**PROVIDED DATA:**
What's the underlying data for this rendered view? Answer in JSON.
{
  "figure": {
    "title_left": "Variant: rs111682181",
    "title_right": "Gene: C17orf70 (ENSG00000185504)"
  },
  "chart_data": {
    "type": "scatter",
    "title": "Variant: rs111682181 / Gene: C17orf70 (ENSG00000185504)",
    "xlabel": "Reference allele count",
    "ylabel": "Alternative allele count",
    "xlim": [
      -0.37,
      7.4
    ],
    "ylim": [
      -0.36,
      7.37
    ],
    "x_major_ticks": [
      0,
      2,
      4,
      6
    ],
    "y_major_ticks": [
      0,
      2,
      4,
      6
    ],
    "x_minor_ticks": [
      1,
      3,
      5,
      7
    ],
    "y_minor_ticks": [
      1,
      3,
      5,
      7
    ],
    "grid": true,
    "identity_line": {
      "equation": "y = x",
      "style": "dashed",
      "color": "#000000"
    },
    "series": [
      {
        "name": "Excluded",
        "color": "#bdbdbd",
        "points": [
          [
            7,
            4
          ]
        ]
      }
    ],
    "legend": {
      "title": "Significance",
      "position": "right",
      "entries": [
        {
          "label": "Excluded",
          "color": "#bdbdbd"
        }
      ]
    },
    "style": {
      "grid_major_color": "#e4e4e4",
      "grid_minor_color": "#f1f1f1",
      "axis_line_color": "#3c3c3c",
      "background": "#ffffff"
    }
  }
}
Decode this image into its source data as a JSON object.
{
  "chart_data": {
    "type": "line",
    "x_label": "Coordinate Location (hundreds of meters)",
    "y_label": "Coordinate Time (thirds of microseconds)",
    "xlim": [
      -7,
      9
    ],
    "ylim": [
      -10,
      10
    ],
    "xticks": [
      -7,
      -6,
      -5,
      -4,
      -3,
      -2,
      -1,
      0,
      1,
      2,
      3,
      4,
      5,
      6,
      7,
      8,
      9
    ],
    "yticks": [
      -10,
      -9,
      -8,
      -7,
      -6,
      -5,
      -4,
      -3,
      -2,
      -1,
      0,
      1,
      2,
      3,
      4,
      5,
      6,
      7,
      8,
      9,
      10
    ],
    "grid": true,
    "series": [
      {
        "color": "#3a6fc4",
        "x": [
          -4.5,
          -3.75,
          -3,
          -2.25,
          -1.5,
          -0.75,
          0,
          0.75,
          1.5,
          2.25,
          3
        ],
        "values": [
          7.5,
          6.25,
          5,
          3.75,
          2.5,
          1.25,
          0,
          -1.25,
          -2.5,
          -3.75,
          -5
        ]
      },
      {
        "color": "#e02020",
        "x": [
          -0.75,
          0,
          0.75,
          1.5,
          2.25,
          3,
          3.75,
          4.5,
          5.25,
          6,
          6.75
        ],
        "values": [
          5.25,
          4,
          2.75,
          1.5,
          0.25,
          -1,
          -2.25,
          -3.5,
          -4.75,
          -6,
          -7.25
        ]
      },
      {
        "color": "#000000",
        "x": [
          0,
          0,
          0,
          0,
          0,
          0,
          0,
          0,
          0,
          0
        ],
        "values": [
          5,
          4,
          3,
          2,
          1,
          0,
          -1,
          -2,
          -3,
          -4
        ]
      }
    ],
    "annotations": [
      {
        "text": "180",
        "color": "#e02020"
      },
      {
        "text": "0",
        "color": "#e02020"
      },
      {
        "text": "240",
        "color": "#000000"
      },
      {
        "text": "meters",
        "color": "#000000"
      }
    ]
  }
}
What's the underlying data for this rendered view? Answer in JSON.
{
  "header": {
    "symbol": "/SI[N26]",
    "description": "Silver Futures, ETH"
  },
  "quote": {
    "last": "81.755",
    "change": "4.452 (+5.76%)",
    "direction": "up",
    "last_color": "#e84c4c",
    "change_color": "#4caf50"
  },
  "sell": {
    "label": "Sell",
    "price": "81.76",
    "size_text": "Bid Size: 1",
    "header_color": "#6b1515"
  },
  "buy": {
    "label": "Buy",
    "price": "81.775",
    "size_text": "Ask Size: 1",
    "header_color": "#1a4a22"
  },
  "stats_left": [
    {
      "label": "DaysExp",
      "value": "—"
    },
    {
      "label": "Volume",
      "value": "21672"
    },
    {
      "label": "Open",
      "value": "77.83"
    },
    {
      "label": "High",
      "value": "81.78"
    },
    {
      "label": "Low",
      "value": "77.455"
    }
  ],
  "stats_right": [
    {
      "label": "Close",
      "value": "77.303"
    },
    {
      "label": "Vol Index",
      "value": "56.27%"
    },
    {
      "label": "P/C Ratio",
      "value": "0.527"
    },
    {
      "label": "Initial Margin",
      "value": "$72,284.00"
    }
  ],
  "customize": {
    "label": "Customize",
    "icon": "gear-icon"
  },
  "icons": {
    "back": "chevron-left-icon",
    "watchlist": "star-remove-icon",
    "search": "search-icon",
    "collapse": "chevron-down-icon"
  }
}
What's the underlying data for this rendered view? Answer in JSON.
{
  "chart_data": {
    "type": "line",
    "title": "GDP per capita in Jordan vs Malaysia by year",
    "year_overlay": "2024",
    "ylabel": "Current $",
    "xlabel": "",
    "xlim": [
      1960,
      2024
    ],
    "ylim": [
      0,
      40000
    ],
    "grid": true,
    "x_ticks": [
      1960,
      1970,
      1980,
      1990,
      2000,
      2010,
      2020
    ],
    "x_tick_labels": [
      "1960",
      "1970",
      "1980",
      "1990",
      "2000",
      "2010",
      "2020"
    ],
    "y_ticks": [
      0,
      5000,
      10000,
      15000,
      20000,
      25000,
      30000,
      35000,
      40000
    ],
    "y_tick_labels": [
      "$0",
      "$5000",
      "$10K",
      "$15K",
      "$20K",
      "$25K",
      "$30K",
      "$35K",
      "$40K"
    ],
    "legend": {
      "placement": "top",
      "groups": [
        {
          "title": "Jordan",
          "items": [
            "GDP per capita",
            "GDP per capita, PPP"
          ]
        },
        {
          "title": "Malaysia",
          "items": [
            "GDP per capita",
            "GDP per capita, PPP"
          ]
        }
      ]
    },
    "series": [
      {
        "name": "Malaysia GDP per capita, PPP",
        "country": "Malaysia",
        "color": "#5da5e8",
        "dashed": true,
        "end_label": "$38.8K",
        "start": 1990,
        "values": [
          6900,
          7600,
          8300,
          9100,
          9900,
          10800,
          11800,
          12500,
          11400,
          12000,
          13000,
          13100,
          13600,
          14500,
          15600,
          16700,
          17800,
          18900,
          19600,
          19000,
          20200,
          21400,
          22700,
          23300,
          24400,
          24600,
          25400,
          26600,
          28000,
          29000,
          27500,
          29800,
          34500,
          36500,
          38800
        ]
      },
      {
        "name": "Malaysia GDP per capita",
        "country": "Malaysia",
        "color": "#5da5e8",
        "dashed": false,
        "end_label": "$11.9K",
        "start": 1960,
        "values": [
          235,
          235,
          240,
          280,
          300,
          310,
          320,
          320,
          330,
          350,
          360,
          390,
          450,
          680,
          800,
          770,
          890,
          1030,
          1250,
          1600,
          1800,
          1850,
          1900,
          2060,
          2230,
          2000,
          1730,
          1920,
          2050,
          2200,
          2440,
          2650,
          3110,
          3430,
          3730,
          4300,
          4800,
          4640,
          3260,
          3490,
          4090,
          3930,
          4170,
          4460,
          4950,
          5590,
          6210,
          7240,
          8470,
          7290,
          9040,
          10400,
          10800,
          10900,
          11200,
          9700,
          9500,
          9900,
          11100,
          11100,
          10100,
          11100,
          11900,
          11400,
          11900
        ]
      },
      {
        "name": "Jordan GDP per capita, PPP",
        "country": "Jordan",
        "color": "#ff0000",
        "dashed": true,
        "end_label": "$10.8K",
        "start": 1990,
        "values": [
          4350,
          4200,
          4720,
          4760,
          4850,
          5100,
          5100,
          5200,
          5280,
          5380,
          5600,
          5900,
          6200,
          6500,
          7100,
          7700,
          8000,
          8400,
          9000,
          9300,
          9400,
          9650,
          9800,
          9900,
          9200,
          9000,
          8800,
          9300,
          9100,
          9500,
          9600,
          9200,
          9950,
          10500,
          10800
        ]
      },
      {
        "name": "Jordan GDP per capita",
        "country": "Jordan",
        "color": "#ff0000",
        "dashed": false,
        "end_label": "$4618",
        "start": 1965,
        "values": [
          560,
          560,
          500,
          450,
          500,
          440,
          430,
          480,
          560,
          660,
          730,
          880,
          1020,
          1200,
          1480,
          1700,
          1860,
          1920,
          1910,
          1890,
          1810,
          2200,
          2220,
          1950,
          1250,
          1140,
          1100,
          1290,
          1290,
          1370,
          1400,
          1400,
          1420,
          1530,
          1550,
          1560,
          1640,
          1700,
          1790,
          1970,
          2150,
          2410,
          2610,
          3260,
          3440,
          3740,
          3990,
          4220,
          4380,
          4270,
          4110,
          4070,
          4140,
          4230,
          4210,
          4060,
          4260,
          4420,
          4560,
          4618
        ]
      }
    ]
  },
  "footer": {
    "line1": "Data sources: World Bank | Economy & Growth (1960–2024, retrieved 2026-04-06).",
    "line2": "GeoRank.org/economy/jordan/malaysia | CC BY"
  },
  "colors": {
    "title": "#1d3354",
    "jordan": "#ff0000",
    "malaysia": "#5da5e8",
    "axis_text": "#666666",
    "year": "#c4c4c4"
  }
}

**WHAT THE EXERCISE ASKS:**
Take every line from the records above that has the word "Size" and copy it.

**THE COMPLETED TASK:**
    "size_text": "Bid Size: 1",
    "size_text": "Ask Size: 1",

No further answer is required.